§ **TASK TO CARRY OUT**: Below are some entries. Copy each line that holds the string "orașul".

§ **RECORDS SHOWN**:
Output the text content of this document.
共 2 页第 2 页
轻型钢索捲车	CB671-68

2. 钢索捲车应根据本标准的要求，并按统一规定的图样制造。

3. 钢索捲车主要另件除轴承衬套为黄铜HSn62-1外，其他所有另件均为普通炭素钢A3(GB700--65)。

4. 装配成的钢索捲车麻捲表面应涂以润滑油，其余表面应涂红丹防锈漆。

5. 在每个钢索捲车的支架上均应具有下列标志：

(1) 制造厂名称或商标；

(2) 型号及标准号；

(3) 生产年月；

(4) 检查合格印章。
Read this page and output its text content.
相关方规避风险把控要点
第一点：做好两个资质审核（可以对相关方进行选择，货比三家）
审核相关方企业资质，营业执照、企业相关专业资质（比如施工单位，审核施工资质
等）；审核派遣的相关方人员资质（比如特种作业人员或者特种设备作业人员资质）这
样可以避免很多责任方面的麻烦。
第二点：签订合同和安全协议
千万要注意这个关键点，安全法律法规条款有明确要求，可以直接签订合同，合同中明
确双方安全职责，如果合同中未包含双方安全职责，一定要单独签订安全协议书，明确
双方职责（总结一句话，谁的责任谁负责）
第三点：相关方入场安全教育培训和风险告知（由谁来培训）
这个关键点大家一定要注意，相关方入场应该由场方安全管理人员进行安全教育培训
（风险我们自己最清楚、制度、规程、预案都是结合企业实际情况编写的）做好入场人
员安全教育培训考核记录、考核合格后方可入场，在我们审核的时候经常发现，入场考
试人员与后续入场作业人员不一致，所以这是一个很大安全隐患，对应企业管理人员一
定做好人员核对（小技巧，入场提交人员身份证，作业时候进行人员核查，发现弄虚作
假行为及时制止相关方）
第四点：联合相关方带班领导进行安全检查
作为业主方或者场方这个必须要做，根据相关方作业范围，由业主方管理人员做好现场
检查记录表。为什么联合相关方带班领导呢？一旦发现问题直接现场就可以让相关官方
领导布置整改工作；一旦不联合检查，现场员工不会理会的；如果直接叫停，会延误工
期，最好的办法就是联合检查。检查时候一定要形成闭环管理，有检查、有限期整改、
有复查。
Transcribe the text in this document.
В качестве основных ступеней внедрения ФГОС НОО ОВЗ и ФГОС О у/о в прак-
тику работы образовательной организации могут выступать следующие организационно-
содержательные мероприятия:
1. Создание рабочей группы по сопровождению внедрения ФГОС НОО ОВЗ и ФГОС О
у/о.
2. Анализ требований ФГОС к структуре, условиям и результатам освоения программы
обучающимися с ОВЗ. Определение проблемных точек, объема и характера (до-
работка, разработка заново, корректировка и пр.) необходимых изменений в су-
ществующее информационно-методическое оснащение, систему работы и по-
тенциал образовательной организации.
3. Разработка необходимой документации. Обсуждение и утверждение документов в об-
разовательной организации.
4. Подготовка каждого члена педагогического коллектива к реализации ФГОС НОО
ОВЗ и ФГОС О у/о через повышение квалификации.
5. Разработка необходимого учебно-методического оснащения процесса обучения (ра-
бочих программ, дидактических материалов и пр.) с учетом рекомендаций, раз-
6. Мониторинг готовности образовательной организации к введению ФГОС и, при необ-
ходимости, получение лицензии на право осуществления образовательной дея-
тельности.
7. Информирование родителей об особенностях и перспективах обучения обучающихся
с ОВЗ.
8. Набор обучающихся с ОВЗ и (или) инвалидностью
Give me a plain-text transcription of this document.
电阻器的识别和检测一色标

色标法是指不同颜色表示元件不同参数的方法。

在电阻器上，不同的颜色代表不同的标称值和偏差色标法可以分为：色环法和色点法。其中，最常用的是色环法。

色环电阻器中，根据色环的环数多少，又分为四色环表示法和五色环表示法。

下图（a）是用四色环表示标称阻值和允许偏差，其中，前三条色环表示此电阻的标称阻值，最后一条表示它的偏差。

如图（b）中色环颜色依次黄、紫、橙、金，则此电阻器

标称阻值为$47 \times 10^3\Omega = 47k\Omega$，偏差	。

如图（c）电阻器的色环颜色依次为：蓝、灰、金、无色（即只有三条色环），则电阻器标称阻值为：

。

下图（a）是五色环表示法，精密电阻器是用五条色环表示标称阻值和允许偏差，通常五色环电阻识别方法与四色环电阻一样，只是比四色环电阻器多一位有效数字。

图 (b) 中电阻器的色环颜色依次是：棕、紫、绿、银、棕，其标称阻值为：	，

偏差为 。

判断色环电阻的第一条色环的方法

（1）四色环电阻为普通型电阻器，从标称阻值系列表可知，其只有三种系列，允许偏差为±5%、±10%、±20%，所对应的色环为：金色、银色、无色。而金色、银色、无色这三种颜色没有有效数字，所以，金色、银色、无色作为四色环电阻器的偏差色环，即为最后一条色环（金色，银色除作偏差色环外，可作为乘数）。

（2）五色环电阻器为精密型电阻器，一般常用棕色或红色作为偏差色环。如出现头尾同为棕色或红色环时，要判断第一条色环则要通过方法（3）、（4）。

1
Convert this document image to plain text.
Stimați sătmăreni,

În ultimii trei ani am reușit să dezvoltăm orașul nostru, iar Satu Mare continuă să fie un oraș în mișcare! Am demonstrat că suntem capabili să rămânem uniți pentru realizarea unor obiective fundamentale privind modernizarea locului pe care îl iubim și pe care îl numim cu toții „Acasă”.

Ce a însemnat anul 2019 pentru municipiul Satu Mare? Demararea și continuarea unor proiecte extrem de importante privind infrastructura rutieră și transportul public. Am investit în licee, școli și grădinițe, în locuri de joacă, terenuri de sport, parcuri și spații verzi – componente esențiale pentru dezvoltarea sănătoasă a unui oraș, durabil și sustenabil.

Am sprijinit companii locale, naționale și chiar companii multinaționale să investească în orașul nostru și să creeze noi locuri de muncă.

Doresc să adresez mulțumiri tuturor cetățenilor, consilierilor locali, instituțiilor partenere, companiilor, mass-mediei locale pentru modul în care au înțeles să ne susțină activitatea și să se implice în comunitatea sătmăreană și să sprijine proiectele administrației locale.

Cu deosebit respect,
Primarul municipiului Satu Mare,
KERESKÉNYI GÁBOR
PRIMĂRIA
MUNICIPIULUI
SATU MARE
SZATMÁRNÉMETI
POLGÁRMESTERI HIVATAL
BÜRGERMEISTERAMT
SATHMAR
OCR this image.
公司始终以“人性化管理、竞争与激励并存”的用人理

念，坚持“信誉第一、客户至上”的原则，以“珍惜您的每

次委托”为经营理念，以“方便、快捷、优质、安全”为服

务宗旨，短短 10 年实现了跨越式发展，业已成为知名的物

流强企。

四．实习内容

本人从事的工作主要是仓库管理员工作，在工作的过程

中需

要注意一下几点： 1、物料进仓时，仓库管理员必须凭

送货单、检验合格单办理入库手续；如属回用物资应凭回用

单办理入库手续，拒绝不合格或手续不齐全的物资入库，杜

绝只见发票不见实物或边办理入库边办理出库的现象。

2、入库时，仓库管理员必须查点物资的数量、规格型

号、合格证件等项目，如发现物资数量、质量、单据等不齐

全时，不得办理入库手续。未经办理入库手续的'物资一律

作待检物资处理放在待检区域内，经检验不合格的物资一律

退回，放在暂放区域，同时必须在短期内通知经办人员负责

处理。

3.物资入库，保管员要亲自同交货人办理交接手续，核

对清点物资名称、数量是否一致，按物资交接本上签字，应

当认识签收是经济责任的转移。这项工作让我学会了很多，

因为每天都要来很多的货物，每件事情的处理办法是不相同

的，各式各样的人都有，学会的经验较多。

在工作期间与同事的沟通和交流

§ **RESPONSE FOR THIS EXERCISE**:
În ultimii trei ani am reușit să dezvoltăm orașul nostru, iar Satu Mare continuă să fie un oraș în mișcare! Am demonstrat că suntem capabili să rămânem uniți pentru realizarea unor obiective fundamentale privind modernizarea locului pe care îl iubim și pe care îl numim cu toții „Acasă”.
Am sprijinit companii locale, naționale și chiar companii multinaționale să investească în orașul nostru și să creeze noi locuri de muncă.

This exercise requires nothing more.